#### [Items excerpted from a collection]
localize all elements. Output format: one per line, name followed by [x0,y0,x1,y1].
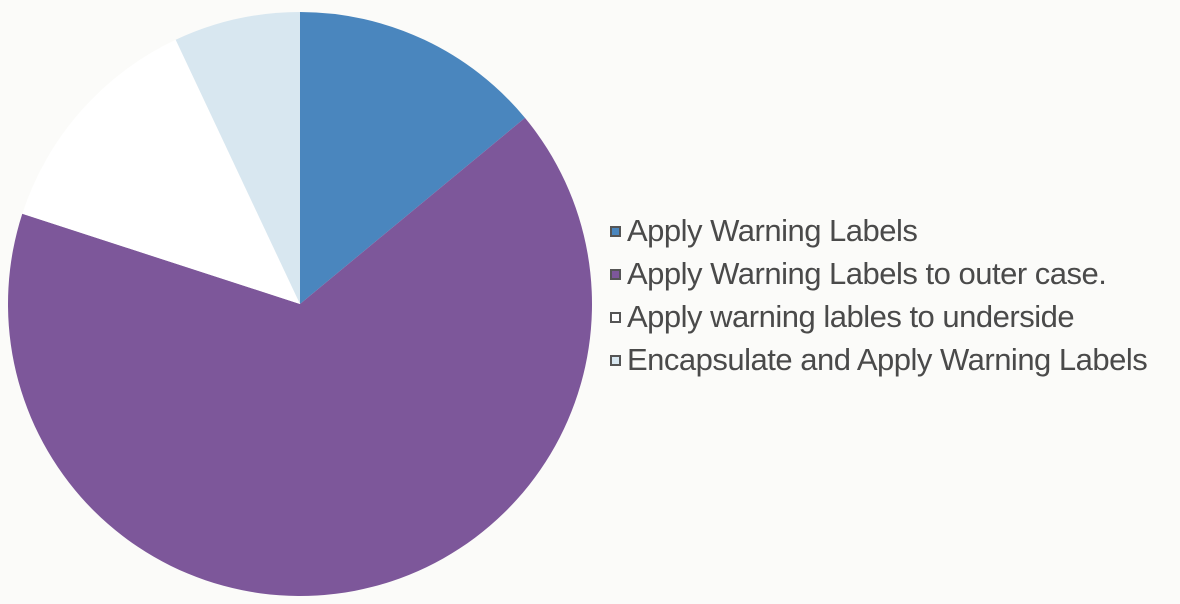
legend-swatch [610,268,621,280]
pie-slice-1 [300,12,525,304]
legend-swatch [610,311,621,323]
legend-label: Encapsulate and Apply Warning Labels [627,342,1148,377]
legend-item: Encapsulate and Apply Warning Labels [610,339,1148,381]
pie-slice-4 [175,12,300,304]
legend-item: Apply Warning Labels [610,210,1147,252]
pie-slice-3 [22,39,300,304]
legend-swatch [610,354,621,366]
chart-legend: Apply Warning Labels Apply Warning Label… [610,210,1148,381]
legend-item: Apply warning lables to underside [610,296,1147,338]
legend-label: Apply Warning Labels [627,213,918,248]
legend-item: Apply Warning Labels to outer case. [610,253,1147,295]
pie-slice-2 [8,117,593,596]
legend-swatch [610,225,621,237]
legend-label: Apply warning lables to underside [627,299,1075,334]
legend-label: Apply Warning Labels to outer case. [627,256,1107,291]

#### [What the task requires]
Please copy every line of the items above exactly as they appear, but leave out the pictures.

#### [Finished task]
localize all elements. Output format: one per line, name followed by [x0,y0,x1,y1].
legend-swatch [610,268,621,280]
pie-slice-1 [300,12,525,304]
legend-swatch [610,311,621,323]
legend-label: Encapsulate and Apply Warning Labels [627,342,1148,377]
legend-item: Encapsulate and Apply Warning Labels [610,339,1148,381]
pie-slice-4 [175,12,300,304]
legend-item: Apply Warning Labels [610,210,1147,252]
pie-slice-3 [22,39,300,304]
legend-swatch [610,354,621,366]
chart-legend: Apply Warning Labels Apply Warning Label… [610,210,1148,381]
legend-item: Apply warning lables to underside [610,296,1147,338]
legend-label: Apply Warning Labels [627,213,918,248]
legend-item: Apply Warning Labels to outer case. [610,253,1147,295]
pie-slice-2 [8,117,593,596]
legend-swatch [610,225,621,237]
legend-label: Apply warning lables to underside [627,299,1075,334]
legend-label: Apply Warning Labels to outer case. [627,256,1107,291]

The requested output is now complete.